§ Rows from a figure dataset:
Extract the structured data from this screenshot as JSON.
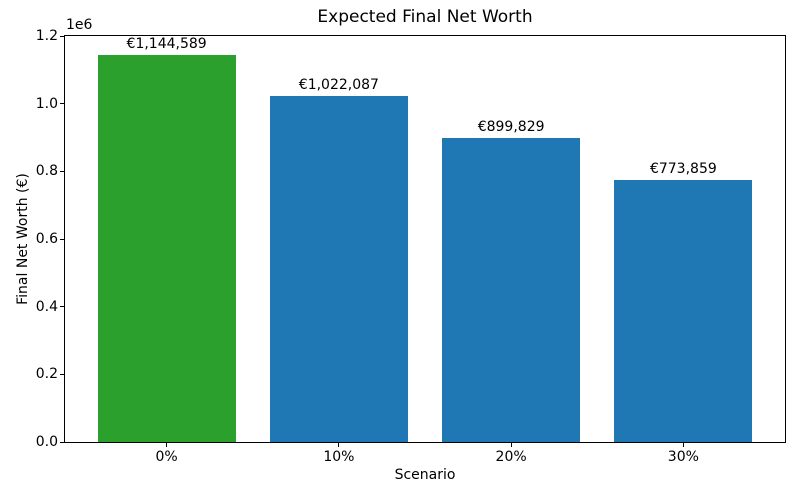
{
  "chart_data": {
    "type": "bar",
    "title": "Expected Final Net Worth",
    "xlabel": "Scenario",
    "ylabel": "Final Net Worth (€)",
    "y_offset_text": "1e6",
    "categories": [
      "0%",
      "10%",
      "20%",
      "30%"
    ],
    "values": [
      1144589,
      1022087,
      899829,
      773859
    ],
    "bar_labels": [
      "€1,144,589",
      "€1,022,087",
      "€899,829",
      "€773,859"
    ],
    "bar_colors": [
      "#2ca02c",
      "#1f77b4",
      "#1f77b4",
      "#1f77b4"
    ],
    "ylim": [
      0,
      1200000
    ],
    "yticks": [
      0,
      200000,
      400000,
      600000,
      800000,
      1000000,
      1200000
    ],
    "ytick_labels": [
      "0.0",
      "0.2",
      "0.4",
      "0.6",
      "0.8",
      "1.0",
      "1.2"
    ],
    "grid": false,
    "legend": "none",
    "colors": {
      "highlight_bar": "#2ca02c",
      "default_bar": "#1f77b4",
      "text": "#000000",
      "background": "#ffffff"
    }
  }
}
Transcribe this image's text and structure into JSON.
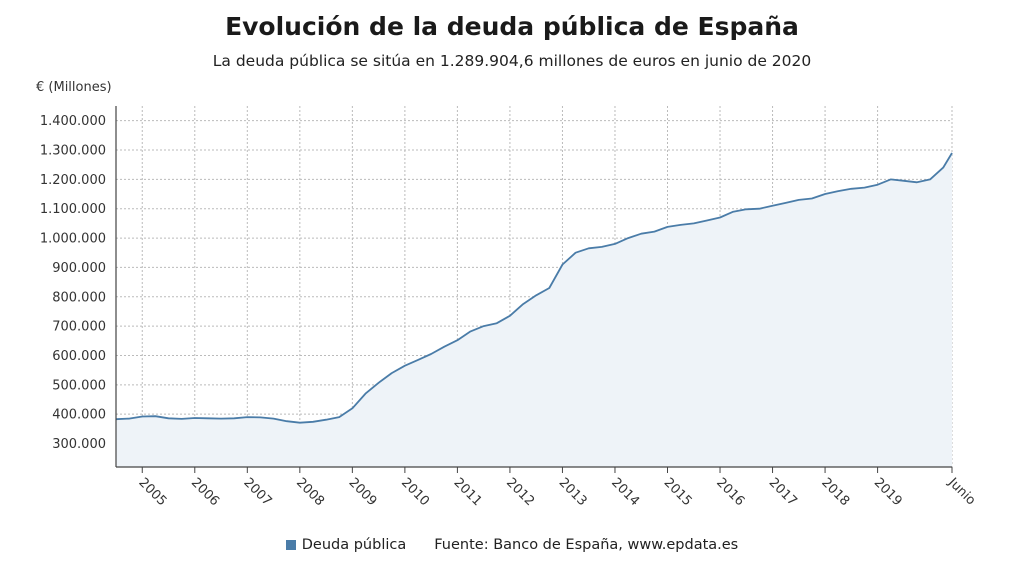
{
  "colors": {
    "series_line": "#4a7ca8",
    "area_fill": "#eef3f8",
    "grid": "#bbbbbb",
    "axis": "#444444"
  },
  "chart_data": {
    "type": "area",
    "title": "Evolución de la deuda pública de España",
    "subtitle": "La deuda pública se sitúa en 1.289.904,6 millones de euros en junio de 2020",
    "ylabel": "€ (Millones)",
    "xlabel": "",
    "ylim": [
      220000,
      1450000
    ],
    "yticks": [
      {
        "value": 300000,
        "label": "300.000"
      },
      {
        "value": 400000,
        "label": "400.000"
      },
      {
        "value": 500000,
        "label": "500.000"
      },
      {
        "value": 600000,
        "label": "600.000"
      },
      {
        "value": 700000,
        "label": "700.000"
      },
      {
        "value": 800000,
        "label": "800.000"
      },
      {
        "value": 900000,
        "label": "900.000"
      },
      {
        "value": 1000000,
        "label": "1.000.000"
      },
      {
        "value": 1100000,
        "label": "1.100.000"
      },
      {
        "value": 1200000,
        "label": "1.200.000"
      },
      {
        "value": 1300000,
        "label": "1.300.000"
      },
      {
        "value": 1400000,
        "label": "1.400.000"
      }
    ],
    "xlim": [
      "2004-07",
      "2020-06"
    ],
    "xticks": [
      {
        "x": "2005-01",
        "label": "2005"
      },
      {
        "x": "2006-01",
        "label": "2006"
      },
      {
        "x": "2007-01",
        "label": "2007"
      },
      {
        "x": "2008-01",
        "label": "2008"
      },
      {
        "x": "2009-01",
        "label": "2009"
      },
      {
        "x": "2010-01",
        "label": "2010"
      },
      {
        "x": "2011-01",
        "label": "2011"
      },
      {
        "x": "2012-01",
        "label": "2012"
      },
      {
        "x": "2013-01",
        "label": "2013"
      },
      {
        "x": "2014-01",
        "label": "2014"
      },
      {
        "x": "2015-01",
        "label": "2015"
      },
      {
        "x": "2016-01",
        "label": "2016"
      },
      {
        "x": "2017-01",
        "label": "2017"
      },
      {
        "x": "2018-01",
        "label": "2018"
      },
      {
        "x": "2019-01",
        "label": "2019"
      },
      {
        "x": "2020-06",
        "label": "Junio"
      }
    ],
    "grid": true,
    "legend_position": "bottom",
    "series": [
      {
        "name": "Deuda pública",
        "points": [
          [
            "2004-07",
            383000
          ],
          [
            "2004-10",
            385000
          ],
          [
            "2005-01",
            392000
          ],
          [
            "2005-04",
            393000
          ],
          [
            "2005-07",
            386000
          ],
          [
            "2005-10",
            384000
          ],
          [
            "2006-01",
            387000
          ],
          [
            "2006-04",
            386000
          ],
          [
            "2006-07",
            385000
          ],
          [
            "2006-10",
            386000
          ],
          [
            "2007-01",
            390000
          ],
          [
            "2007-04",
            389000
          ],
          [
            "2007-07",
            385000
          ],
          [
            "2007-10",
            376000
          ],
          [
            "2008-01",
            371000
          ],
          [
            "2008-04",
            374000
          ],
          [
            "2008-07",
            381000
          ],
          [
            "2008-10",
            390000
          ],
          [
            "2009-01",
            420000
          ],
          [
            "2009-04",
            470000
          ],
          [
            "2009-07",
            507000
          ],
          [
            "2009-10",
            540000
          ],
          [
            "2010-01",
            565000
          ],
          [
            "2010-04",
            585000
          ],
          [
            "2010-07",
            605000
          ],
          [
            "2010-10",
            630000
          ],
          [
            "2011-01",
            652000
          ],
          [
            "2011-04",
            682000
          ],
          [
            "2011-07",
            700000
          ],
          [
            "2011-10",
            710000
          ],
          [
            "2012-01",
            735000
          ],
          [
            "2012-04",
            775000
          ],
          [
            "2012-07",
            805000
          ],
          [
            "2012-10",
            830000
          ],
          [
            "2013-01",
            910000
          ],
          [
            "2013-04",
            950000
          ],
          [
            "2013-07",
            965000
          ],
          [
            "2013-10",
            970000
          ],
          [
            "2014-01",
            980000
          ],
          [
            "2014-04",
            1000000
          ],
          [
            "2014-07",
            1015000
          ],
          [
            "2014-10",
            1022000
          ],
          [
            "2015-01",
            1038000
          ],
          [
            "2015-04",
            1045000
          ],
          [
            "2015-07",
            1050000
          ],
          [
            "2015-10",
            1060000
          ],
          [
            "2016-01",
            1070000
          ],
          [
            "2016-04",
            1090000
          ],
          [
            "2016-07",
            1098000
          ],
          [
            "2016-10",
            1100000
          ],
          [
            "2017-01",
            1110000
          ],
          [
            "2017-04",
            1120000
          ],
          [
            "2017-07",
            1130000
          ],
          [
            "2017-10",
            1135000
          ],
          [
            "2018-01",
            1150000
          ],
          [
            "2018-04",
            1160000
          ],
          [
            "2018-07",
            1168000
          ],
          [
            "2018-10",
            1172000
          ],
          [
            "2019-01",
            1182000
          ],
          [
            "2019-04",
            1200000
          ],
          [
            "2019-07",
            1195000
          ],
          [
            "2019-10",
            1190000
          ],
          [
            "2020-01",
            1200000
          ],
          [
            "2020-04",
            1240000
          ],
          [
            "2020-06",
            1289904.6
          ]
        ]
      }
    ]
  },
  "legend": {
    "series_label": "Deuda pública",
    "source": "Fuente: Banco de España, www.epdata.es"
  }
}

§ Exercise details: Keep the pictures out of the copy and return the rest of the data above exactly.

§ Completed task:
Extract the structured data from this screenshot as JSON.
{
  "chart_data": {
    "type": "bar",
    "title": "Expected Final Net Worth",
    "xlabel": "Scenario",
    "ylabel": "Final Net Worth (€)",
    "y_offset_text": "1e6",
    "categories": [
      "0%",
      "10%",
      "20%",
      "30%"
    ],
    "values": [
      1144589,
      1022087,
      899829,
      773859
    ],
    "bar_labels": [
      "€1,144,589",
      "€1,022,087",
      "€899,829",
      "€773,859"
    ],
    "bar_colors": [
      "#2ca02c",
      "#1f77b4",
      "#1f77b4",
      "#1f77b4"
    ],
    "ylim": [
      0,
      1200000
    ],
    "yticks": [
      0,
      200000,
      400000,
      600000,
      800000,
      1000000,
      1200000
    ],
    "ytick_labels": [
      "0.0",
      "0.2",
      "0.4",
      "0.6",
      "0.8",
      "1.0",
      "1.2"
    ],
    "grid": false,
    "legend": "none",
    "colors": {
      "highlight_bar": "#2ca02c",
      "default_bar": "#1f77b4",
      "text": "#000000",
      "background": "#ffffff"
    }
  }
}
Transcribe this image's text and structure into JSON.
{
  "colors": {
    "series_line": "#4a7ca8",
    "area_fill": "#eef3f8",
    "grid": "#bbbbbb",
    "axis": "#444444"
  },
  "chart_data": {
    "type": "area",
    "title": "Evolución de la deuda pública de España",
    "subtitle": "La deuda pública se sitúa en 1.289.904,6 millones de euros en junio de 2020",
    "ylabel": "€ (Millones)",
    "xlabel": "",
    "ylim": [
      220000,
      1450000
    ],
    "yticks": [
      {
        "value": 300000,
        "label": "300.000"
      },
      {
        "value": 400000,
        "label": "400.000"
      },
      {
        "value": 500000,
        "label": "500.000"
      },
      {
        "value": 600000,
        "label": "600.000"
      },
      {
        "value": 700000,
        "label": "700.000"
      },
      {
        "value": 800000,
        "label": "800.000"
      },
      {
        "value": 900000,
        "label": "900.000"
      },
      {
        "value": 1000000,
        "label": "1.000.000"
      },
      {
        "value": 1100000,
        "label": "1.100.000"
      },
      {
        "value": 1200000,
        "label": "1.200.000"
      },
      {
        "value": 1300000,
        "label": "1.300.000"
      },
      {
        "value": 1400000,
        "label": "1.400.000"
      }
    ],
    "xlim": [
      "2004-07",
      "2020-06"
    ],
    "xticks": [
      {
        "x": "2005-01",
        "label": "2005"
      },
      {
        "x": "2006-01",
        "label": "2006"
      },
      {
        "x": "2007-01",
        "label": "2007"
      },
      {
        "x": "2008-01",
        "label": "2008"
      },
      {
        "x": "2009-01",
        "label": "2009"
      },
      {
        "x": "2010-01",
        "label": "2010"
      },
      {
        "x": "2011-01",
        "label": "2011"
      },
      {
        "x": "2012-01",
        "label": "2012"
      },
      {
        "x": "2013-01",
        "label": "2013"
      },
      {
        "x": "2014-01",
        "label": "2014"
      },
      {
        "x": "2015-01",
        "label": "2015"
      },
      {
        "x": "2016-01",
        "label": "2016"
      },
      {
        "x": "2017-01",
        "label": "2017"
      },
      {
        "x": "2018-01",
        "label": "2018"
      },
      {
        "x": "2019-01",
        "label": "2019"
      },
      {
        "x": "2020-06",
        "label": "Junio"
      }
    ],
    "grid": true,
    "legend_position": "bottom",
    "series": [
      {
        "name": "Deuda pública",
        "points": [
          [
            "2004-07",
            383000
          ],
          [
            "2004-10",
            385000
          ],
          [
            "2005-01",
            392000
          ],
          [
            "2005-04",
            393000
          ],
          [
            "2005-07",
            386000
          ],
          [
            "2005-10",
            384000
          ],
          [
            "2006-01",
            387000
          ],
          [
            "2006-04",
            386000
          ],
          [
            "2006-07",
            385000
          ],
          [
            "2006-10",
            386000
          ],
          [
            "2007-01",
            390000
          ],
          [
            "2007-04",
            389000
          ],
          [
            "2007-07",
            385000
          ],
          [
            "2007-10",
            376000
          ],
          [
            "2008-01",
            371000
          ],
          [
            "2008-04",
            374000
          ],
          [
            "2008-07",
            381000
          ],
          [
            "2008-10",
            390000
          ],
          [
            "2009-01",
            420000
          ],
          [
            "2009-04",
            470000
          ],
          [
            "2009-07",
            507000
          ],
          [
            "2009-10",
            540000
          ],
          [
            "2010-01",
            565000
          ],
          [
            "2010-04",
            585000
          ],
          [
            "2010-07",
            605000
          ],
          [
            "2010-10",
            630000
          ],
          [
            "2011-01",
            652000
          ],
          [
            "2011-04",
            682000
          ],
          [
            "2011-07",
            700000
          ],
          [
            "2011-10",
            710000
          ],
          [
            "2012-01",
            735000
          ],
          [
            "2012-04",
            775000
          ],
          [
            "2012-07",
            805000
          ],
          [
            "2012-10",
            830000
          ],
          [
            "2013-01",
            910000
          ],
          [
            "2013-04",
            950000
          ],
          [
            "2013-07",
            965000
          ],
          [
            "2013-10",
            970000
          ],
          [
            "2014-01",
            980000
          ],
          [
            "2014-04",
            1000000
          ],
          [
            "2014-07",
            1015000
          ],
          [
            "2014-10",
            1022000
          ],
          [
            "2015-01",
            1038000
          ],
          [
            "2015-04",
            1045000
          ],
          [
            "2015-07",
            1050000
          ],
          [
            "2015-10",
            1060000
          ],
          [
            "2016-01",
            1070000
          ],
          [
            "2016-04",
            1090000
          ],
          [
            "2016-07",
            1098000
          ],
          [
            "2016-10",
            1100000
          ],
          [
            "2017-01",
            1110000
          ],
          [
            "2017-04",
            1120000
          ],
          [
            "2017-07",
            1130000
          ],
          [
            "2017-10",
            1135000
          ],
          [
            "2018-01",
            1150000
          ],
          [
            "2018-04",
            1160000
          ],
          [
            "2018-07",
            1168000
          ],
          [
            "2018-10",
            1172000
          ],
          [
            "2019-01",
            1182000
          ],
          [
            "2019-04",
            1200000
          ],
          [
            "2019-07",
            1195000
          ],
          [
            "2019-10",
            1190000
          ],
          [
            "2020-01",
            1200000
          ],
          [
            "2020-04",
            1240000
          ],
          [
            "2020-06",
            1289904.6
          ]
        ]
      }
    ]
  },
  "legend": {
    "series_label": "Deuda pública",
    "source": "Fuente: Banco de España, www.epdata.es"
  }
}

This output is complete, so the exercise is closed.